• Task statement
All records must be quoted exactly. Omit the pictures.

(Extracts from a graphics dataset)
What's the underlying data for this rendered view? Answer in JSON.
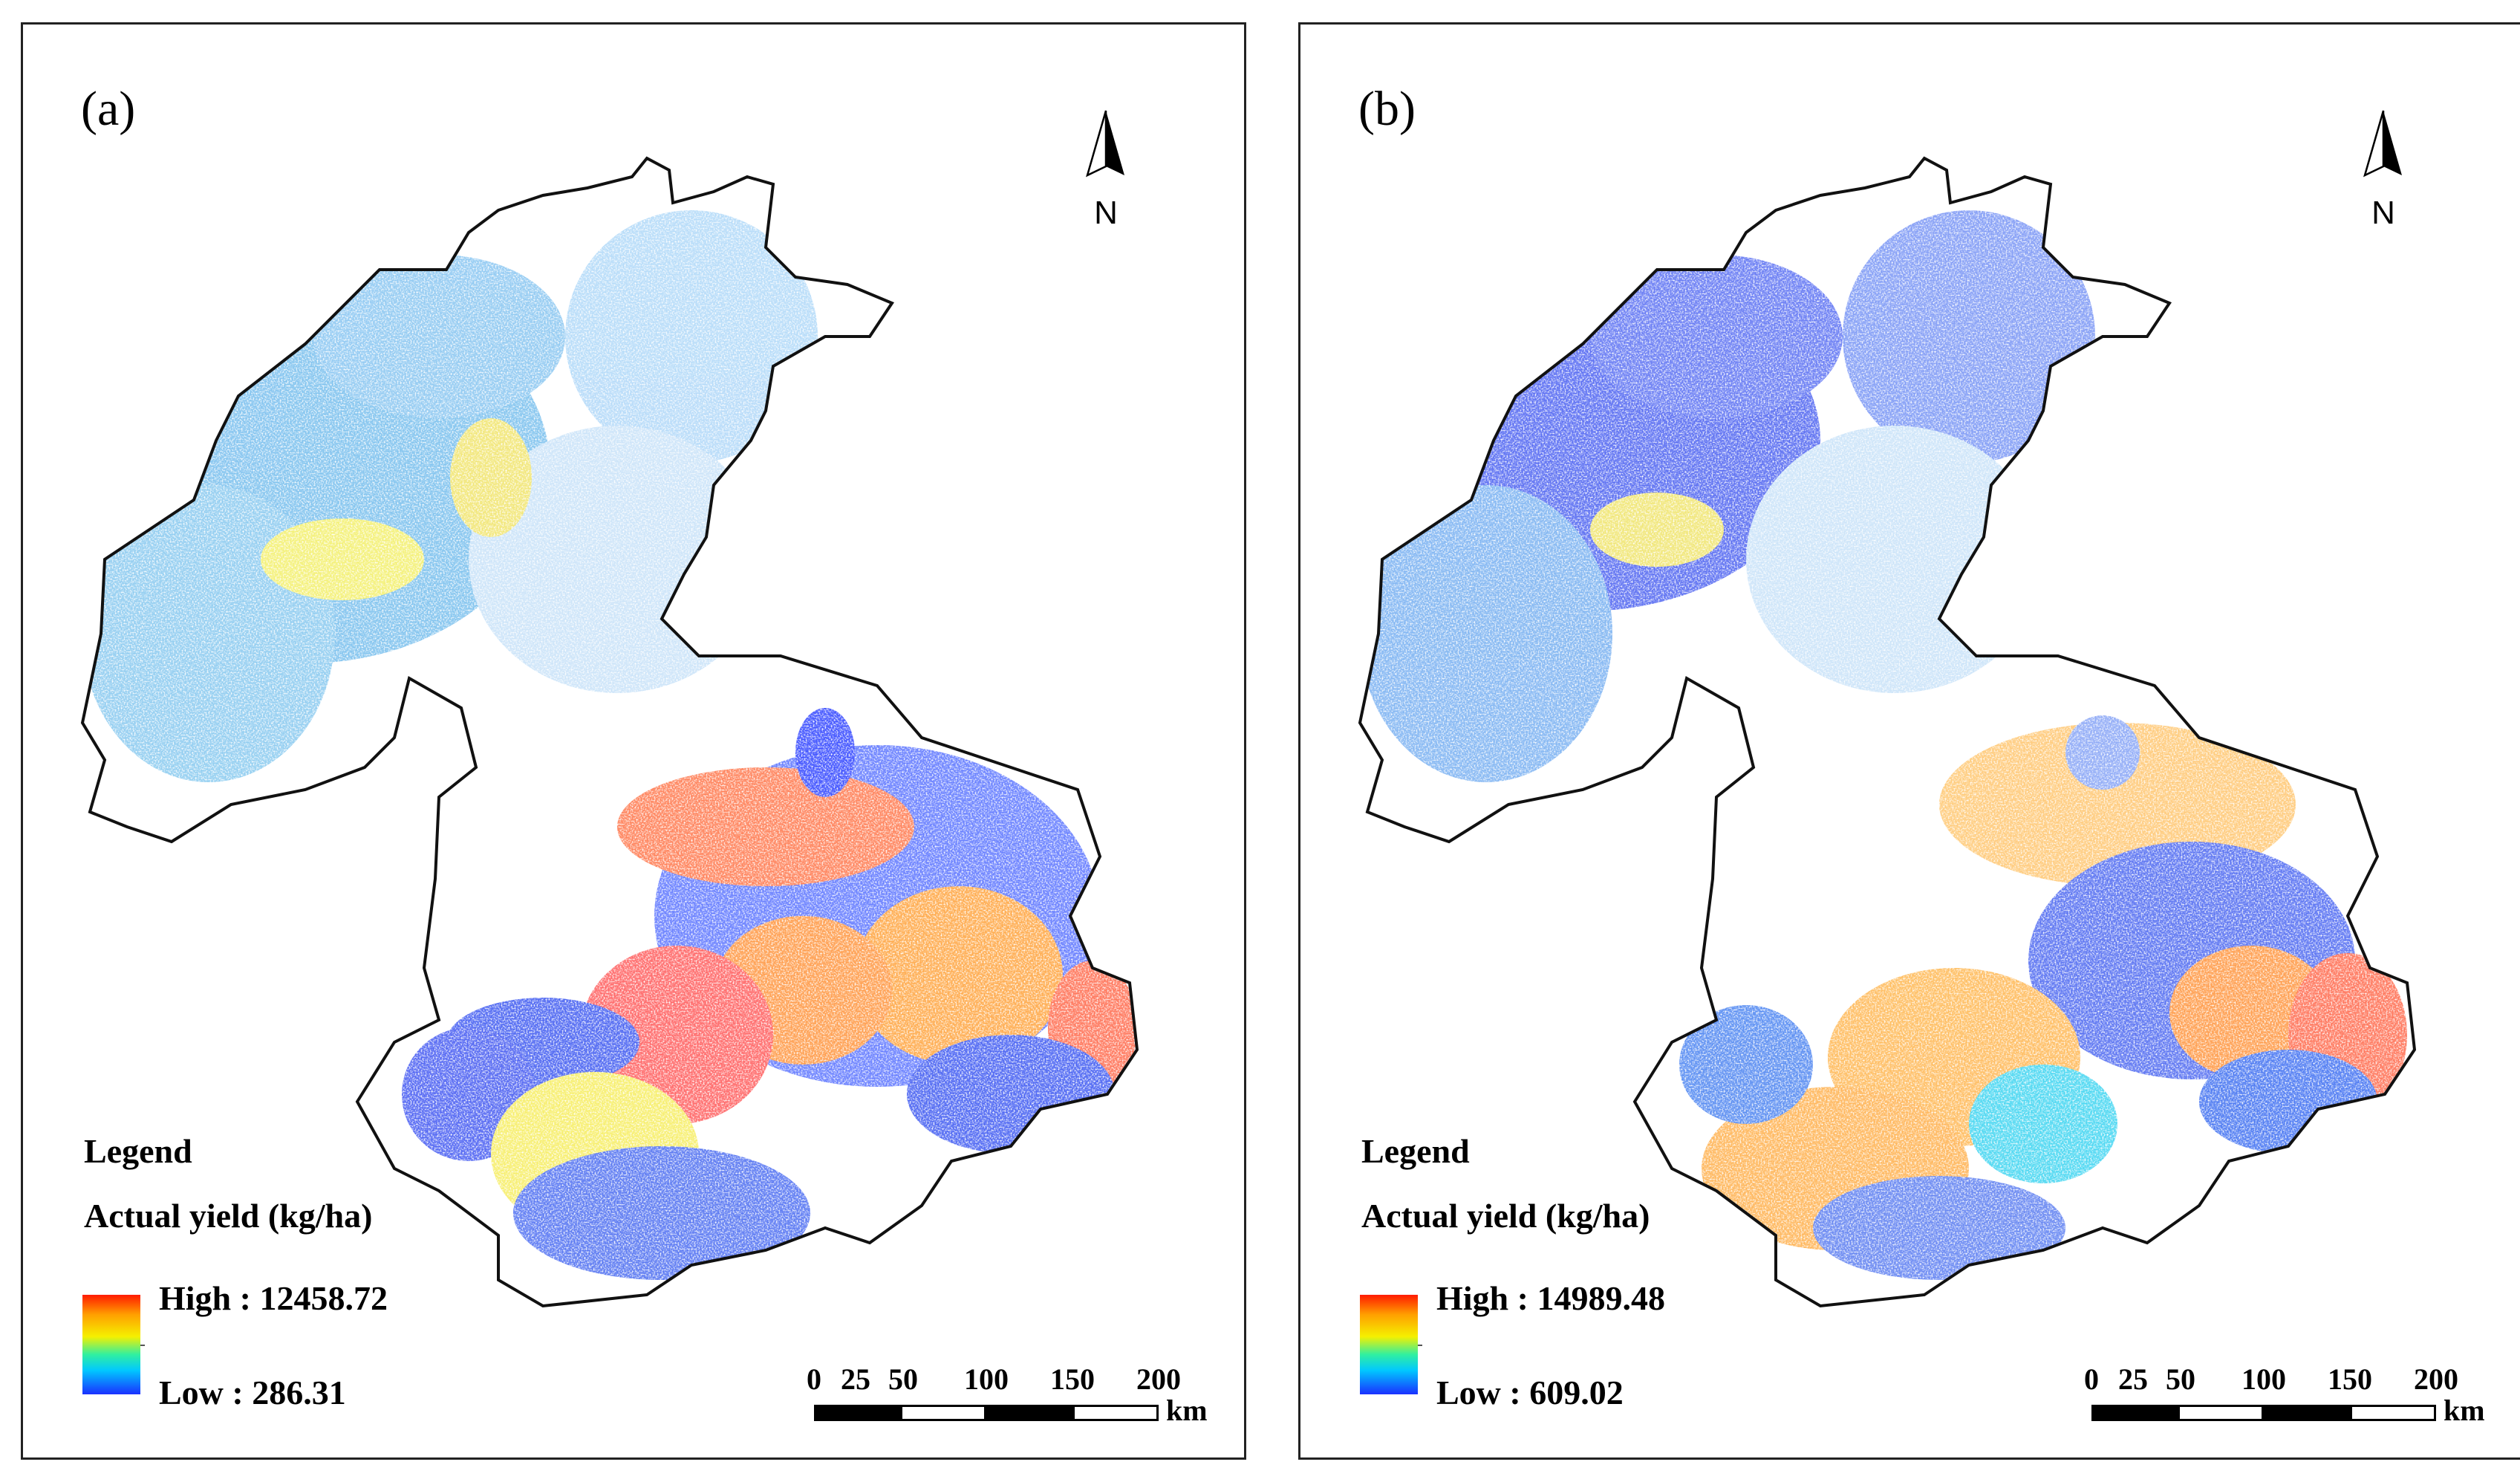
{
  "panels": [
    {
      "label": "(a)",
      "north_label": "N",
      "legend": {
        "title": "Legend",
        "subtitle": "Actual yield (kg/ha)",
        "high": "High : 12458.72",
        "low": "Low : 286.31"
      },
      "scale": {
        "ticks": [
          "0",
          "25",
          "50",
          "100",
          "150",
          "200"
        ],
        "unit": "km"
      },
      "colors": {
        "outline": "#111111",
        "low": "#1a30ff",
        "high": "#ff1a00"
      }
    },
    {
      "label": "(b)",
      "north_label": "N",
      "legend": {
        "title": "Legend",
        "subtitle": "Actual yield (kg/ha)",
        "high": "High : 14989.48",
        "low": "Low : 609.02"
      },
      "scale": {
        "ticks": [
          "0",
          "25",
          "50",
          "100",
          "150",
          "200"
        ],
        "unit": "km"
      },
      "colors": {
        "outline": "#111111",
        "low": "#1a30ff",
        "high": "#ff1a00"
      }
    }
  ]
}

• Task result
What's the underlying data for this rendered view? Answer in JSON.
{
  "panels": [
    {
      "label": "(a)",
      "north_label": "N",
      "legend": {
        "title": "Legend",
        "subtitle": "Actual yield (kg/ha)",
        "high": "High : 12458.72",
        "low": "Low : 286.31"
      },
      "scale": {
        "ticks": [
          "0",
          "25",
          "50",
          "100",
          "150",
          "200"
        ],
        "unit": "km"
      },
      "colors": {
        "outline": "#111111",
        "low": "#1a30ff",
        "high": "#ff1a00"
      }
    },
    {
      "label": "(b)",
      "north_label": "N",
      "legend": {
        "title": "Legend",
        "subtitle": "Actual yield (kg/ha)",
        "high": "High : 14989.48",
        "low": "Low : 609.02"
      },
      "scale": {
        "ticks": [
          "0",
          "25",
          "50",
          "100",
          "150",
          "200"
        ],
        "unit": "km"
      },
      "colors": {
        "outline": "#111111",
        "low": "#1a30ff",
        "high": "#ff1a00"
      }
    }
  ]
}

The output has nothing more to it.